§ DATA ENTRIES:
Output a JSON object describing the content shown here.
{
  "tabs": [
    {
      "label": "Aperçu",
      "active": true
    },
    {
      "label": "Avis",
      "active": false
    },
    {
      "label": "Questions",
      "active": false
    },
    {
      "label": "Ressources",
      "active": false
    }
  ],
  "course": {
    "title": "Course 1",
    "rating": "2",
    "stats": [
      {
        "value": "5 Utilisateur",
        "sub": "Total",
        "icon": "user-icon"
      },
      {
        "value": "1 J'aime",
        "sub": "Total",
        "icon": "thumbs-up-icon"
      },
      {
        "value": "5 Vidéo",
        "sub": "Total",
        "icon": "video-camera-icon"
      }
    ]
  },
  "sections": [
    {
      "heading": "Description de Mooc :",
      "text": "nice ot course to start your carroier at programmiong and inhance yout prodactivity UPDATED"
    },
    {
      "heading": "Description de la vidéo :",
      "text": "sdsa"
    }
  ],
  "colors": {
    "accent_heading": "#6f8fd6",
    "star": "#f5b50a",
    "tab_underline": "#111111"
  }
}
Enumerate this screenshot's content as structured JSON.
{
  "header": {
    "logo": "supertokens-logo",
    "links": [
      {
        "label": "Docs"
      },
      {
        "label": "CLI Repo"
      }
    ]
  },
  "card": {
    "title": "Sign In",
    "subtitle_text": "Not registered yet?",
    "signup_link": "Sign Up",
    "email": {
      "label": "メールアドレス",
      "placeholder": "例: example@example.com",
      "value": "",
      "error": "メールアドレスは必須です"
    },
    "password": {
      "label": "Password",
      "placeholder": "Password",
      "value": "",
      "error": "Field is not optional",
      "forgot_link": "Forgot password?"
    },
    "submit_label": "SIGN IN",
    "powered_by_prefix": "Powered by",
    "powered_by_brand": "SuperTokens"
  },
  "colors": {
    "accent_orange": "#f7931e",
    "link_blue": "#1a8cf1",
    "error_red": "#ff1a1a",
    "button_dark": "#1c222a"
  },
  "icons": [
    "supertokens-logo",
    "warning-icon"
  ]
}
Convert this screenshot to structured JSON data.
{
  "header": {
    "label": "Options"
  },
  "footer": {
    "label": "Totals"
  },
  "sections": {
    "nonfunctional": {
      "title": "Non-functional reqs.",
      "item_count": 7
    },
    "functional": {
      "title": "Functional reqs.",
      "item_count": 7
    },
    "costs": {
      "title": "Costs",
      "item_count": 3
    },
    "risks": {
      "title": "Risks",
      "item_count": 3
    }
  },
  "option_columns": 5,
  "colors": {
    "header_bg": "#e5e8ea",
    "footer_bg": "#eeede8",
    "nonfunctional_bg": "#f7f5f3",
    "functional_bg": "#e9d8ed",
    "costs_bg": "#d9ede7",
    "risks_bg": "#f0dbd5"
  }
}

§ STATED GOAL: Reproduce each entry from the records above, character for character.

§ ANSWER TO THIS PROBLEM:
Output a JSON object describing the content shown here.
{
  "tabs": [
    {
      "label": "Aperçu",
      "active": true
    },
    {
      "label": "Avis",
      "active": false
    },
    {
      "label": "Questions",
      "active": false
    },
    {
      "label": "Ressources",
      "active": false
    }
  ],
  "course": {
    "title": "Course 1",
    "rating": "2",
    "stats": [
      {
        "value": "5 Utilisateur",
        "sub": "Total",
        "icon": "user-icon"
      },
      {
        "value": "1 J'aime",
        "sub": "Total",
        "icon": "thumbs-up-icon"
      },
      {
        "value": "5 Vidéo",
        "sub": "Total",
        "icon": "video-camera-icon"
      }
    ]
  },
  "sections": [
    {
      "heading": "Description de Mooc :",
      "text": "nice ot course to start your carroier at programmiong and inhance yout prodactivity UPDATED"
    },
    {
      "heading": "Description de la vidéo :",
      "text": "sdsa"
    }
  ],
  "colors": {
    "accent_heading": "#6f8fd6",
    "star": "#f5b50a",
    "tab_underline": "#111111"
  }
}
Enumerate this screenshot's content as structured JSON.
{
  "header": {
    "logo": "supertokens-logo",
    "links": [
      {
        "label": "Docs"
      },
      {
        "label": "CLI Repo"
      }
    ]
  },
  "card": {
    "title": "Sign In",
    "subtitle_text": "Not registered yet?",
    "signup_link": "Sign Up",
    "email": {
      "label": "メールアドレス",
      "placeholder": "例: example@example.com",
      "value": "",
      "error": "メールアドレスは必須です"
    },
    "password": {
      "label": "Password",
      "placeholder": "Password",
      "value": "",
      "error": "Field is not optional",
      "forgot_link": "Forgot password?"
    },
    "submit_label": "SIGN IN",
    "powered_by_prefix": "Powered by",
    "powered_by_brand": "SuperTokens"
  },
  "colors": {
    "accent_orange": "#f7931e",
    "link_blue": "#1a8cf1",
    "error_red": "#ff1a1a",
    "button_dark": "#1c222a"
  },
  "icons": [
    "supertokens-logo",
    "warning-icon"
  ]
}
Convert this screenshot to structured JSON data.
{
  "header": {
    "label": "Options"
  },
  "footer": {
    "label": "Totals"
  },
  "sections": {
    "nonfunctional": {
      "title": "Non-functional reqs.",
      "item_count": 7
    },
    "functional": {
      "title": "Functional reqs.",
      "item_count": 7
    },
    "costs": {
      "title": "Costs",
      "item_count": 3
    },
    "risks": {
      "title": "Risks",
      "item_count": 3
    }
  },
  "option_columns": 5,
  "colors": {
    "header_bg": "#e5e8ea",
    "footer_bg": "#eeede8",
    "nonfunctional_bg": "#f7f5f3",
    "functional_bg": "#e9d8ed",
    "costs_bg": "#d9ede7",
    "risks_bg": "#f0dbd5"
  }
}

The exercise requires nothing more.